* start *

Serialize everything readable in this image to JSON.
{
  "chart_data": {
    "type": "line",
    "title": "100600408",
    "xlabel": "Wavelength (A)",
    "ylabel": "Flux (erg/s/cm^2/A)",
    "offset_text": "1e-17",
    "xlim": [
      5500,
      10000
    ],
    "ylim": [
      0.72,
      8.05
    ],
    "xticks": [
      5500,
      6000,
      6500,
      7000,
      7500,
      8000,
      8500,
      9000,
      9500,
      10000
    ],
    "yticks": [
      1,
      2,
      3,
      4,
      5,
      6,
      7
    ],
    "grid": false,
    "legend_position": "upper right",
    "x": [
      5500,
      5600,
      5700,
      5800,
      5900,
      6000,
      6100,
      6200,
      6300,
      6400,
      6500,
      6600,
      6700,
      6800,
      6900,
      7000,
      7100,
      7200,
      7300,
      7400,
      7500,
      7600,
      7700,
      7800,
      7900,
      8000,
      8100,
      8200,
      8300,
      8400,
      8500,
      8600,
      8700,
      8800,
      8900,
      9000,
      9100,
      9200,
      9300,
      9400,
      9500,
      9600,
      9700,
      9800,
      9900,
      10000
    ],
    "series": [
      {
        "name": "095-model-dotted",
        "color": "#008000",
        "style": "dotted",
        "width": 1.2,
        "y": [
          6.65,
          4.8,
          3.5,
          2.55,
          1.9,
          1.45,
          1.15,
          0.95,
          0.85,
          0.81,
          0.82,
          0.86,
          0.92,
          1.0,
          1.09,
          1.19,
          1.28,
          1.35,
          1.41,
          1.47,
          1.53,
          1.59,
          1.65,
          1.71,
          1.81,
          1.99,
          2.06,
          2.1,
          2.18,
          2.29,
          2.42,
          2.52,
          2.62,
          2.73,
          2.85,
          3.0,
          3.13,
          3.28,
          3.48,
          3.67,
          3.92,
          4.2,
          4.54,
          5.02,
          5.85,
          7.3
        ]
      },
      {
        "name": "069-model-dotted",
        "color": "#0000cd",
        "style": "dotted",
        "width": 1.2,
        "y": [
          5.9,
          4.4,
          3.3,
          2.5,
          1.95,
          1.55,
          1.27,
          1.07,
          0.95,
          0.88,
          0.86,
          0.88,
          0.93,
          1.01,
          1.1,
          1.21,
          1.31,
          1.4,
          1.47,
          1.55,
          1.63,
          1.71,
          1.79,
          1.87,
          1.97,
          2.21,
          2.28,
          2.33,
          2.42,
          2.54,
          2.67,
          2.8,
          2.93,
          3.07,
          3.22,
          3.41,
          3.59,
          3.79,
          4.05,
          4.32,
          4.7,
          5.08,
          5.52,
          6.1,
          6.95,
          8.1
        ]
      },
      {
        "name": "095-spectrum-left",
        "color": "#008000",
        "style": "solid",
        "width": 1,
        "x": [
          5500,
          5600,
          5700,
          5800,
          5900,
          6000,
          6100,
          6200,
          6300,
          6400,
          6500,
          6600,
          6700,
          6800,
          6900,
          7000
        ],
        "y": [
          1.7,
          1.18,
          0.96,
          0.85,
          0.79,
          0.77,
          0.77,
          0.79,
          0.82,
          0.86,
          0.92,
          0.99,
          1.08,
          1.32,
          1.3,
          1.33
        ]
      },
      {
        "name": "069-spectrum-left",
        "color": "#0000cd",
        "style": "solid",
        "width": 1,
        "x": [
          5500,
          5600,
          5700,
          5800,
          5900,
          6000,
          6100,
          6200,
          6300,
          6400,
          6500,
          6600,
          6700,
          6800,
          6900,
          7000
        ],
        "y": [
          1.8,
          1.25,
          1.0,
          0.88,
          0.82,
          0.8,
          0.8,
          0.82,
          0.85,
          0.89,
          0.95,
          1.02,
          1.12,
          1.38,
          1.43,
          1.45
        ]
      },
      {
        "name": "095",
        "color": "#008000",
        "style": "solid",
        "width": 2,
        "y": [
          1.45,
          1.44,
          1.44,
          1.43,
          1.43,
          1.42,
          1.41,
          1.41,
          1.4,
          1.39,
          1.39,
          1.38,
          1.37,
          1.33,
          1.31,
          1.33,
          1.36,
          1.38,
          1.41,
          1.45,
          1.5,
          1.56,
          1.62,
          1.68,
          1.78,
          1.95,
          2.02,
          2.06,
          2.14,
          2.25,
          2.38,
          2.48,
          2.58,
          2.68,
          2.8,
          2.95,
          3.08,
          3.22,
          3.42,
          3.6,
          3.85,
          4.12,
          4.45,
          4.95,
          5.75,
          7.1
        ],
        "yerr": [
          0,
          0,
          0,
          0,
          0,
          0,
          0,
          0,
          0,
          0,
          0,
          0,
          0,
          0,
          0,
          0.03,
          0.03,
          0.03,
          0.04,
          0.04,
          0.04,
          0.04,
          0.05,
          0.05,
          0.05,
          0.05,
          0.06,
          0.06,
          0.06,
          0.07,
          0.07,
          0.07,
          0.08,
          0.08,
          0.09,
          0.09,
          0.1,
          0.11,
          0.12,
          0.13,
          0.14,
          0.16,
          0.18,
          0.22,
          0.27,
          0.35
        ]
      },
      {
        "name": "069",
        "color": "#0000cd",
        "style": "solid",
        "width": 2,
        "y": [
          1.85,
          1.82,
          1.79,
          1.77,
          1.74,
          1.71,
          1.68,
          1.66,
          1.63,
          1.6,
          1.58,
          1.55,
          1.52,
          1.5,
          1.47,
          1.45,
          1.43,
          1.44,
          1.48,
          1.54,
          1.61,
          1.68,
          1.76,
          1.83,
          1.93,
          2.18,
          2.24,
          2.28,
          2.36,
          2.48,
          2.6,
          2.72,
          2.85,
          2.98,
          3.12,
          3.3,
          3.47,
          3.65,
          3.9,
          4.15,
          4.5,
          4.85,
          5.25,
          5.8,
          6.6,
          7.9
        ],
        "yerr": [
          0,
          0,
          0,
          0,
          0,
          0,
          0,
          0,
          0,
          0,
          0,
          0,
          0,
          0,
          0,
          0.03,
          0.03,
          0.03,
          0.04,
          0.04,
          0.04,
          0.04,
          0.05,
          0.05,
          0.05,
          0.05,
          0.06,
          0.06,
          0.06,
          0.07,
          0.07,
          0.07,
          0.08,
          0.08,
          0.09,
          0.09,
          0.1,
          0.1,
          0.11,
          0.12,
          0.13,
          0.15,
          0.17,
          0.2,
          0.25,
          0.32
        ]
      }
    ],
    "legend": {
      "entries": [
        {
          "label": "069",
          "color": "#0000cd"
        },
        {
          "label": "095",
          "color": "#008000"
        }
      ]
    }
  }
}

* end *

_Short task_
Gather each line of the listing that holds the string "dotted".

_Answer_
        "name": "095-model-dotted",
        "style": "dotted",
        "name": "069-model-dotted",
        "style": "dotted",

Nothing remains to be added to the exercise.